[start]
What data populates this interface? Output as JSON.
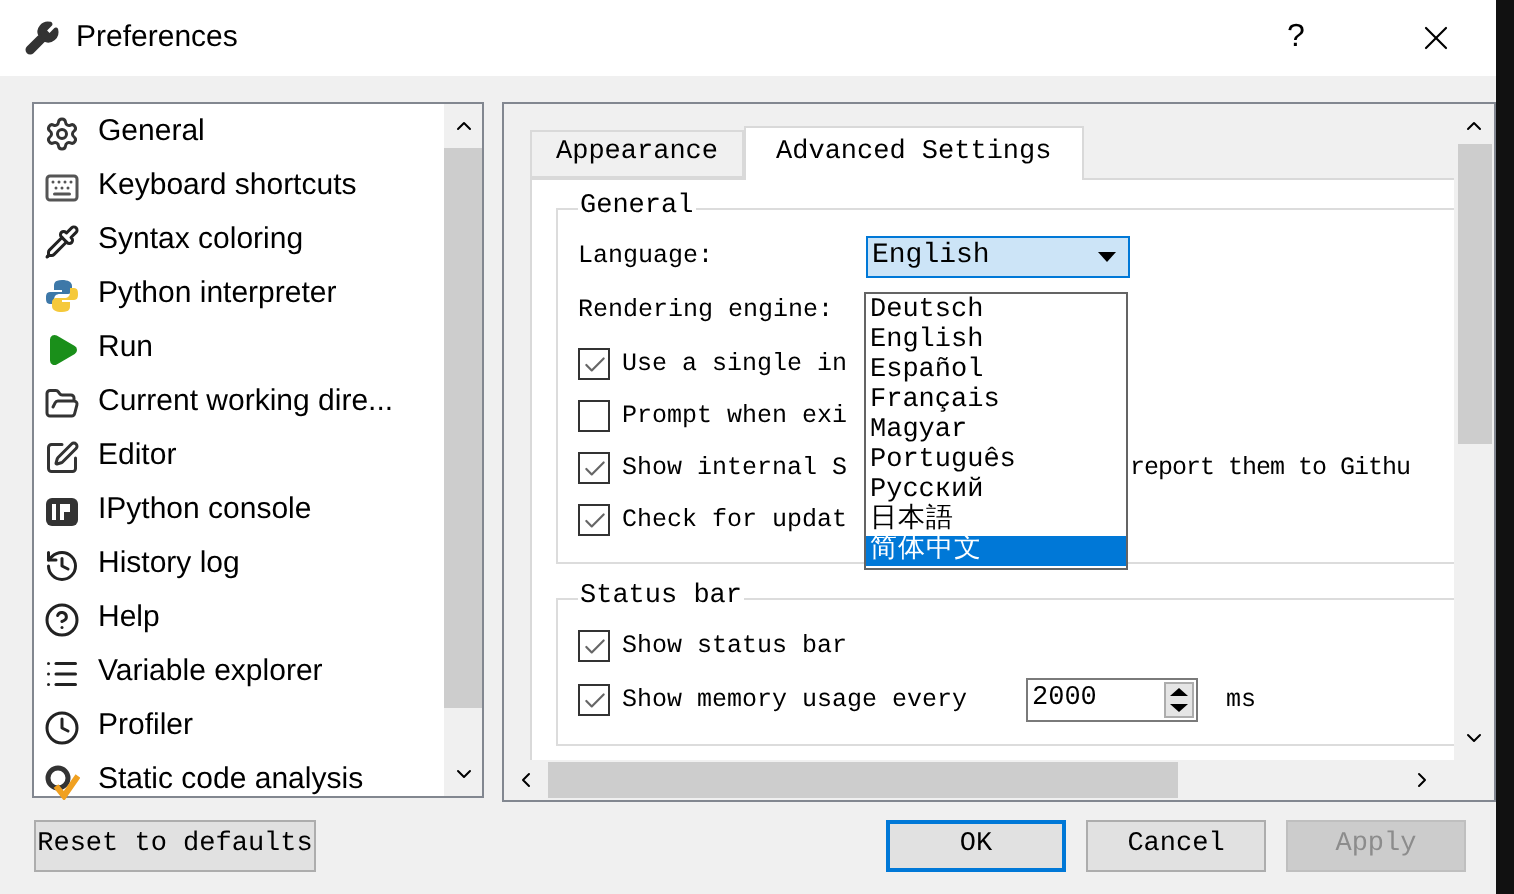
{
  "window": {
    "title": "Preferences",
    "help": "?"
  },
  "sidebar": {
    "items": [
      {
        "label": "General"
      },
      {
        "label": "Keyboard shortcuts"
      },
      {
        "label": "Syntax coloring"
      },
      {
        "label": "Python interpreter"
      },
      {
        "label": "Run"
      },
      {
        "label": "Current working dire..."
      },
      {
        "label": "Editor"
      },
      {
        "label": "IPython console"
      },
      {
        "label": "History log"
      },
      {
        "label": "Help"
      },
      {
        "label": "Variable explorer"
      },
      {
        "label": "Profiler"
      },
      {
        "label": "Static code analysis"
      }
    ]
  },
  "tabs": [
    {
      "label": "Appearance",
      "selected": false
    },
    {
      "label": "Advanced Settings",
      "selected": true
    }
  ],
  "general": {
    "title": "General",
    "language": {
      "label": "Language:",
      "value": "English"
    },
    "rendering_engine": {
      "label": "Rendering engine:"
    },
    "checkboxes": [
      {
        "label": "Use a single in",
        "checked": true
      },
      {
        "label": "Prompt when exi",
        "checked": false
      },
      {
        "label": "Show internal S",
        "label_after": "report them to Githu",
        "checked": true
      },
      {
        "label": "Check for updat",
        "checked": true
      }
    ]
  },
  "language_dropdown": {
    "options": [
      {
        "label": "Deutsch",
        "selected": false
      },
      {
        "label": "English",
        "selected": false
      },
      {
        "label": "Español",
        "selected": false
      },
      {
        "label": "Français",
        "selected": false
      },
      {
        "label": "Magyar",
        "selected": false
      },
      {
        "label": "Português",
        "selected": false
      },
      {
        "label": "Русский",
        "selected": false
      },
      {
        "label": "日本語",
        "selected": false
      },
      {
        "label": "简体中文",
        "selected": true
      }
    ]
  },
  "status_bar": {
    "title": "Status bar",
    "checkboxes": [
      {
        "label": "Show status bar",
        "checked": true
      }
    ],
    "memory": {
      "label": "Show memory usage every",
      "checked": true,
      "value": "2000",
      "unit": "ms"
    }
  },
  "buttons": {
    "reset": {
      "label": "Reset to defaults"
    },
    "ok": {
      "label": "OK"
    },
    "cancel": {
      "label": "Cancel"
    },
    "apply": {
      "label": "Apply",
      "disabled": true
    }
  }
}
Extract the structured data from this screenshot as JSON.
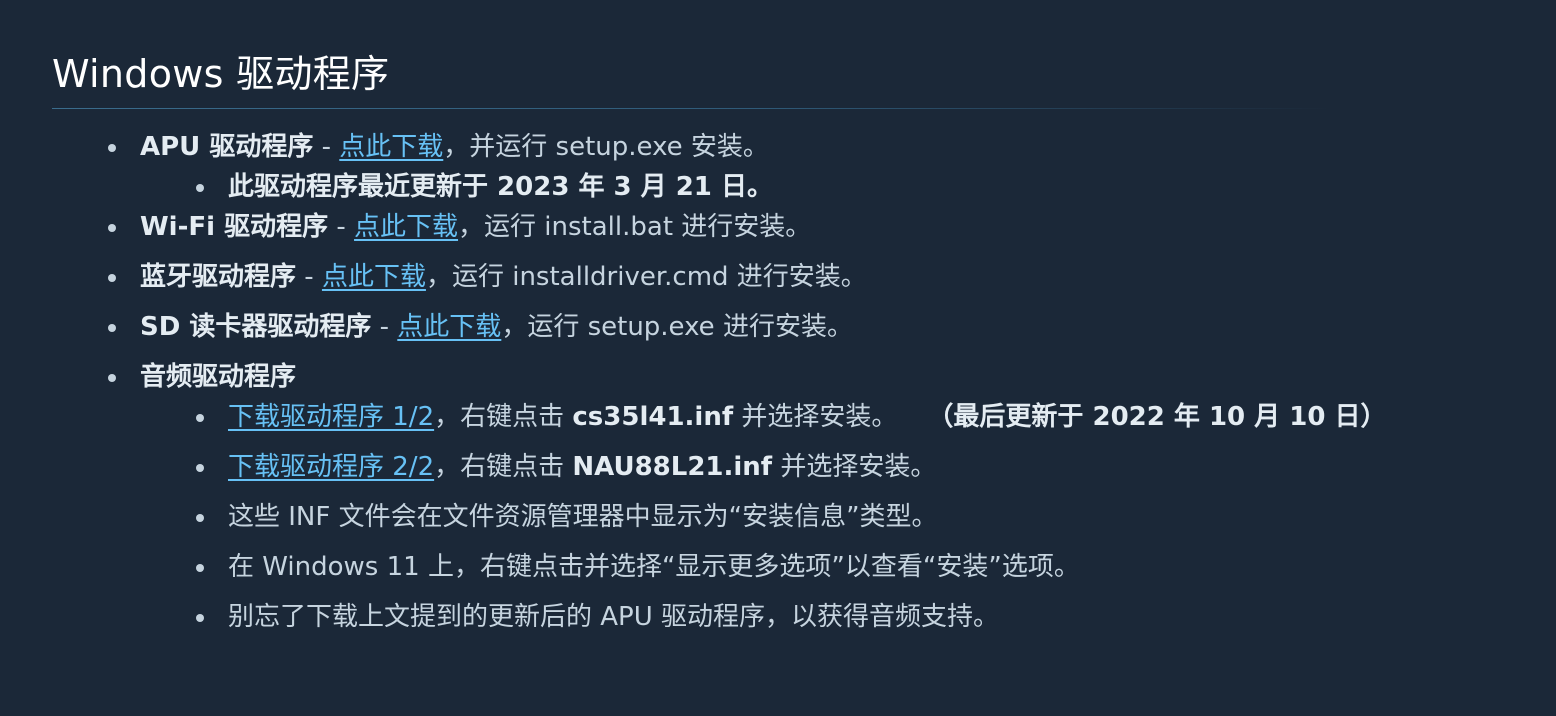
{
  "heading": "Windows 驱动程序",
  "apu": {
    "title": "APU 驱动程序",
    "sep": " - ",
    "link": "点此下载",
    "rest": "，并运行 setup.exe 安装。",
    "note": "此驱动程序最近更新于 2023 年 3 月 21 日。"
  },
  "wifi": {
    "title": "Wi-Fi 驱动程序",
    "sep": " - ",
    "link": "点此下载",
    "rest": "，运行 install.bat 进行安装。"
  },
  "bluetooth": {
    "title": "蓝牙驱动程序",
    "sep": " - ",
    "link": "点此下载",
    "rest": "，运行 installdriver.cmd 进行安装。"
  },
  "sdcard": {
    "title": "SD 读卡器驱动程序",
    "sep": " - ",
    "link": "点此下载",
    "rest": "，运行 setup.exe 进行安装。"
  },
  "audio": {
    "title": "音频驱动程序",
    "item1": {
      "link": "下载驱动程序 1/2",
      "pre": "，右键点击 ",
      "file": "cs35l41.inf",
      "post": " 并选择安装。",
      "updated": "（最后更新于 2022 年 10 月 10 日）"
    },
    "item2": {
      "link": "下载驱动程序 2/2",
      "pre": "，右键点击 ",
      "file": "NAU88L21.inf",
      "post": " 并选择安装。"
    },
    "item3": "这些 INF 文件会在文件资源管理器中显示为“安装信息”类型。",
    "item4": "在 Windows 11 上，右键点击并选择“显示更多选项”以查看“安装”选项。",
    "item5": "别忘了下载上文提到的更新后的 APU 驱动程序，以获得音频支持。"
  },
  "colors": {
    "background": "#1b2838",
    "text": "#c6d4df",
    "link": "#67c1f5",
    "heading": "#ffffff"
  }
}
[end]
- [Goal]: Quote the listing above in full, except for the pictures.

- [Output for this exercise]:
What data populates this interface? Output as JSON.
{
  "window": {
    "title": "Preferences",
    "help": "?"
  },
  "sidebar": {
    "items": [
      {
        "label": "General"
      },
      {
        "label": "Keyboard shortcuts"
      },
      {
        "label": "Syntax coloring"
      },
      {
        "label": "Python interpreter"
      },
      {
        "label": "Run"
      },
      {
        "label": "Current working dire..."
      },
      {
        "label": "Editor"
      },
      {
        "label": "IPython console"
      },
      {
        "label": "History log"
      },
      {
        "label": "Help"
      },
      {
        "label": "Variable explorer"
      },
      {
        "label": "Profiler"
      },
      {
        "label": "Static code analysis"
      }
    ]
  },
  "tabs": [
    {
      "label": "Appearance",
      "selected": false
    },
    {
      "label": "Advanced Settings",
      "selected": true
    }
  ],
  "general": {
    "title": "General",
    "language": {
      "label": "Language:",
      "value": "English"
    },
    "rendering_engine": {
      "label": "Rendering engine:"
    },
    "checkboxes": [
      {
        "label": "Use a single in",
        "checked": true
      },
      {
        "label": "Prompt when exi",
        "checked": false
      },
      {
        "label": "Show internal S",
        "label_after": "report them to Githu",
        "checked": true
      },
      {
        "label": "Check for updat",
        "checked": true
      }
    ]
  },
  "language_dropdown": {
    "options": [
      {
        "label": "Deutsch",
        "selected": false
      },
      {
        "label": "English",
        "selected": false
      },
      {
        "label": "Español",
        "selected": false
      },
      {
        "label": "Français",
        "selected": false
      },
      {
        "label": "Magyar",
        "selected": false
      },
      {
        "label": "Português",
        "selected": false
      },
      {
        "label": "Русский",
        "selected": false
      },
      {
        "label": "日本語",
        "selected": false
      },
      {
        "label": "简体中文",
        "selected": true
      }
    ]
  },
  "status_bar": {
    "title": "Status bar",
    "checkboxes": [
      {
        "label": "Show status bar",
        "checked": true
      }
    ],
    "memory": {
      "label": "Show memory usage every",
      "checked": true,
      "value": "2000",
      "unit": "ms"
    }
  },
  "buttons": {
    "reset": {
      "label": "Reset to defaults"
    },
    "ok": {
      "label": "OK"
    },
    "cancel": {
      "label": "Cancel"
    },
    "apply": {
      "label": "Apply",
      "disabled": true
    }
  }
}
Extract the structured data from this screenshot as JSON.
{
  "heading": "Windows 驱动程序",
  "apu": {
    "title": "APU 驱动程序",
    "sep": " - ",
    "link": "点此下载",
    "rest": "，并运行 setup.exe 安装。",
    "note": "此驱动程序最近更新于 2023 年 3 月 21 日。"
  },
  "wifi": {
    "title": "Wi-Fi 驱动程序",
    "sep": " - ",
    "link": "点此下载",
    "rest": "，运行 install.bat 进行安装。"
  },
  "bluetooth": {
    "title": "蓝牙驱动程序",
    "sep": " - ",
    "link": "点此下载",
    "rest": "，运行 installdriver.cmd 进行安装。"
  },
  "sdcard": {
    "title": "SD 读卡器驱动程序",
    "sep": " - ",
    "link": "点此下载",
    "rest": "，运行 setup.exe 进行安装。"
  },
  "audio": {
    "title": "音频驱动程序",
    "item1": {
      "link": "下载驱动程序 1/2",
      "pre": "，右键点击 ",
      "file": "cs35l41.inf",
      "post": " 并选择安装。",
      "updated": "（最后更新于 2022 年 10 月 10 日）"
    },
    "item2": {
      "link": "下载驱动程序 2/2",
      "pre": "，右键点击 ",
      "file": "NAU88L21.inf",
      "post": " 并选择安装。"
    },
    "item3": "这些 INF 文件会在文件资源管理器中显示为“安装信息”类型。",
    "item4": "在 Windows 11 上，右键点击并选择“显示更多选项”以查看“安装”选项。",
    "item5": "别忘了下载上文提到的更新后的 APU 驱动程序，以获得音频支持。"
  },
  "colors": {
    "background": "#1b2838",
    "text": "#c6d4df",
    "link": "#67c1f5",
    "heading": "#ffffff"
  }
}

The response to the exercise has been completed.